What to do:
Write out the whole listing again, exactly.

Records from a dataset
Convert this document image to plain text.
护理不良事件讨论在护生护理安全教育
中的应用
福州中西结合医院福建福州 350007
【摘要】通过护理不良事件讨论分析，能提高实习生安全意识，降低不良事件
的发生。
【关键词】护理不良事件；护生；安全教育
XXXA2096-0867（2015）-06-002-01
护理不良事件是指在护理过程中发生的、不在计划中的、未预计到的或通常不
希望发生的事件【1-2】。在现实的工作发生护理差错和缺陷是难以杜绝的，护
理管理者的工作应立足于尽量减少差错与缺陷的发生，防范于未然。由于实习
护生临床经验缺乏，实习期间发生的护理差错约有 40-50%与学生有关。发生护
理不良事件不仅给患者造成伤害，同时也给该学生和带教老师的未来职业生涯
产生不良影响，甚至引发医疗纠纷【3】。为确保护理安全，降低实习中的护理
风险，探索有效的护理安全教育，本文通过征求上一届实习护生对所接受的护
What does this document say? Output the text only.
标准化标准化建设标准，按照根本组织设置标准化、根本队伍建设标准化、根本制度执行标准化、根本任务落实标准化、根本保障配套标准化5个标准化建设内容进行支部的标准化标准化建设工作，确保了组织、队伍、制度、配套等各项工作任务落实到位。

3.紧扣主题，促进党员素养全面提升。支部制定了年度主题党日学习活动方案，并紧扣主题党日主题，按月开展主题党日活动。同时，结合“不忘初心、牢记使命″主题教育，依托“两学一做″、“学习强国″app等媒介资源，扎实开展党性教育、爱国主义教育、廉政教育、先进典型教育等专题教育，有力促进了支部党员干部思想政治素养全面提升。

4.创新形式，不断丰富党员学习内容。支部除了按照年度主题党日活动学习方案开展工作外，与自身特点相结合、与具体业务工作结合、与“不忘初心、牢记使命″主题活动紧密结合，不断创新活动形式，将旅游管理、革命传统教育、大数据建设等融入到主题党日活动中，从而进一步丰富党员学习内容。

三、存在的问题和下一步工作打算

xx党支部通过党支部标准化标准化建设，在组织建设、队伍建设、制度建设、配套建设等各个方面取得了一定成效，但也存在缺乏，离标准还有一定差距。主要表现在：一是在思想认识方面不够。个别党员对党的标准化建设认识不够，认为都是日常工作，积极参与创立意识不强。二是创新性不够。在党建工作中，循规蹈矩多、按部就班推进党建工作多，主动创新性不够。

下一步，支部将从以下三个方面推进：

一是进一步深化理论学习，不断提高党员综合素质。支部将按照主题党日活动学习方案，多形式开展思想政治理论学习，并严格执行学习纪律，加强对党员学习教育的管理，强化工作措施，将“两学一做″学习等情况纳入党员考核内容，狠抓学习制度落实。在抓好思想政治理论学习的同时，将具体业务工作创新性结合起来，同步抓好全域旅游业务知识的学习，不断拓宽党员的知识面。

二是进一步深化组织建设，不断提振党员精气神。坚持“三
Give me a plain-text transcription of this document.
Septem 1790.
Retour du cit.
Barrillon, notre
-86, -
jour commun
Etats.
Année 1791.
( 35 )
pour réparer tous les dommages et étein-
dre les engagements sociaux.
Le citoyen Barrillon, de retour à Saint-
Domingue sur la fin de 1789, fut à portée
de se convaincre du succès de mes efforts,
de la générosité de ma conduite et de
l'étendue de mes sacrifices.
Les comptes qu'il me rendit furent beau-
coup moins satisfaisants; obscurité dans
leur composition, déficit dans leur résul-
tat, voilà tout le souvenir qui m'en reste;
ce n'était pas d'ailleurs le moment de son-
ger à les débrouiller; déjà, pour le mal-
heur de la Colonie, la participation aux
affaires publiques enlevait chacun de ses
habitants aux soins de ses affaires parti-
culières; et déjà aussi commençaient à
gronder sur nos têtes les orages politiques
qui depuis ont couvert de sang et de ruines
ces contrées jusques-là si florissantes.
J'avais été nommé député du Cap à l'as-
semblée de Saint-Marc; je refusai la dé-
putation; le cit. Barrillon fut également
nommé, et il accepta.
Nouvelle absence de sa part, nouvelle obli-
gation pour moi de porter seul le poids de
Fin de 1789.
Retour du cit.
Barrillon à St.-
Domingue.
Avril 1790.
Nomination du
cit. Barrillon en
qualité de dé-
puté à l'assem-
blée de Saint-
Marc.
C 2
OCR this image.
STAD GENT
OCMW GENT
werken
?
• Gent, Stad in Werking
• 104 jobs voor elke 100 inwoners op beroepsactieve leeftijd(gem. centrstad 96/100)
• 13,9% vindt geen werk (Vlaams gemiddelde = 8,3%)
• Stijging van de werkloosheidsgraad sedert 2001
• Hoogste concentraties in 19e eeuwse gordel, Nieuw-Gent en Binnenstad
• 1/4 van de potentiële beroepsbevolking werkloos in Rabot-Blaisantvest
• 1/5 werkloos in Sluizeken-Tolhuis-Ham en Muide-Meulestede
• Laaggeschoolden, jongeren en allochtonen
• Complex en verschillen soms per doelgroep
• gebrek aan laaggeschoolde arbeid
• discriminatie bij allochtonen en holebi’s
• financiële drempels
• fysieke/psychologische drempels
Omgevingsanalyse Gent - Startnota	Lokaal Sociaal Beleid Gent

Result of this exercise:
Convert this document image to plain text.
护理不良事件讨论在护生护理安全教育
中的应用
福州中西结合医院福建福州 350007
【摘要】通过护理不良事件讨论分析，能提高实习生安全意识，降低不良事件
的发生。
【关键词】护理不良事件；护生；安全教育
XXXA2096-0867（2015）-06-002-01
护理不良事件是指在护理过程中发生的、不在计划中的、未预计到的或通常不
希望发生的事件【1-2】。在现实的工作发生护理差错和缺陷是难以杜绝的，护
理管理者的工作应立足于尽量减少差错与缺陷的发生，防范于未然。由于实习
护生临床经验缺乏，实习期间发生的护理差错约有 40-50%与学生有关。发生护
理不良事件不仅给患者造成伤害，同时也给该学生和带教老师的未来职业生涯
产生不良影响，甚至引发医疗纠纷【3】。为确保护理安全，降低实习中的护理
风险，探索有效的护理安全教育，本文通过征求上一届实习护生对所接受的护
What does this document say? Output the text only.
标准化标准化建设标准，按照根本组织设置标准化、根本队伍建设标准化、根本制度执行标准化、根本任务落实标准化、根本保障配套标准化5个标准化建设内容进行支部的标准化标准化建设工作，确保了组织、队伍、制度、配套等各项工作任务落实到位。

3.紧扣主题，促进党员素养全面提升。支部制定了年度主题党日学习活动方案，并紧扣主题党日主题，按月开展主题党日活动。同时，结合“不忘初心、牢记使命″主题教育，依托“两学一做″、“学习强国″app等媒介资源，扎实开展党性教育、爱国主义教育、廉政教育、先进典型教育等专题教育，有力促进了支部党员干部思想政治素养全面提升。

4.创新形式，不断丰富党员学习内容。支部除了按照年度主题党日活动学习方案开展工作外，与自身特点相结合、与具体业务工作结合、与“不忘初心、牢记使命″主题活动紧密结合，不断创新活动形式，将旅游管理、革命传统教育、大数据建设等融入到主题党日活动中，从而进一步丰富党员学习内容。

三、存在的问题和下一步工作打算

xx党支部通过党支部标准化标准化建设，在组织建设、队伍建设、制度建设、配套建设等各个方面取得了一定成效，但也存在缺乏，离标准还有一定差距。主要表现在：一是在思想认识方面不够。个别党员对党的标准化建设认识不够，认为都是日常工作，积极参与创立意识不强。二是创新性不够。在党建工作中，循规蹈矩多、按部就班推进党建工作多，主动创新性不够。

下一步，支部将从以下三个方面推进：

一是进一步深化理论学习，不断提高党员综合素质。支部将按照主题党日活动学习方案，多形式开展思想政治理论学习，并严格执行学习纪律，加强对党员学习教育的管理，强化工作措施，将“两学一做″学习等情况纳入党员考核内容，狠抓学习制度落实。在抓好思想政治理论学习的同时，将具体业务工作创新性结合起来，同步抓好全域旅游业务知识的学习，不断拓宽党员的知识面。

二是进一步深化组织建设，不断提振党员精气神。坚持“三
Give me a plain-text transcription of this document.
Septem 1790.
Retour du cit.
Barrillon, notre
-86, -
jour commun
Etats.
Année 1791.
( 35 )
pour réparer tous les dommages et étein-
dre les engagements sociaux.
Le citoyen Barrillon, de retour à Saint-
Domingue sur la fin de 1789, fut à portée
de se convaincre du succès de mes efforts,
de la générosité de ma conduite et de
l'étendue de mes sacrifices.
Les comptes qu'il me rendit furent beau-
coup moins satisfaisants; obscurité dans
leur composition, déficit dans leur résul-
tat, voilà tout le souvenir qui m'en reste;
ce n'était pas d'ailleurs le moment de son-
ger à les débrouiller; déjà, pour le mal-
heur de la Colonie, la participation aux
affaires publiques enlevait chacun de ses
habitants aux soins de ses affaires parti-
culières; et déjà aussi commençaient à
gronder sur nos têtes les orages politiques
qui depuis ont couvert de sang et de ruines
ces contrées jusques-là si florissantes.
J'avais été nommé député du Cap à l'as-
semblée de Saint-Marc; je refusai la dé-
putation; le cit. Barrillon fut également
nommé, et il accepta.
Nouvelle absence de sa part, nouvelle obli-
gation pour moi de porter seul le poids de
Fin de 1789.
Retour du cit.
Barrillon à St.-
Domingue.
Avril 1790.
Nomination du
cit. Barrillon en
qualité de dé-
puté à l'assem-
blée de Saint-
Marc.
C 2
OCR this image.
STAD GENT
OCMW GENT
werken
?
• Gent, Stad in Werking
• 104 jobs voor elke 100 inwoners op beroepsactieve leeftijd(gem. centrstad 96/100)
• 13,9% vindt geen werk (Vlaams gemiddelde = 8,3%)
• Stijging van de werkloosheidsgraad sedert 2001
• Hoogste concentraties in 19e eeuwse gordel, Nieuw-Gent en Binnenstad
• 1/4 van de potentiële beroepsbevolking werkloos in Rabot-Blaisantvest
• 1/5 werkloos in Sluizeken-Tolhuis-Ham en Muide-Meulestede
• Laaggeschoolden, jongeren en allochtonen
• Complex en verschillen soms per doelgroep
• gebrek aan laaggeschoolde arbeid
• discriminatie bij allochtonen en holebi’s
• financiële drempels
• fysieke/psychologische drempels
Omgevingsanalyse Gent - Startnota	Lokaal Sociaal Beleid Gent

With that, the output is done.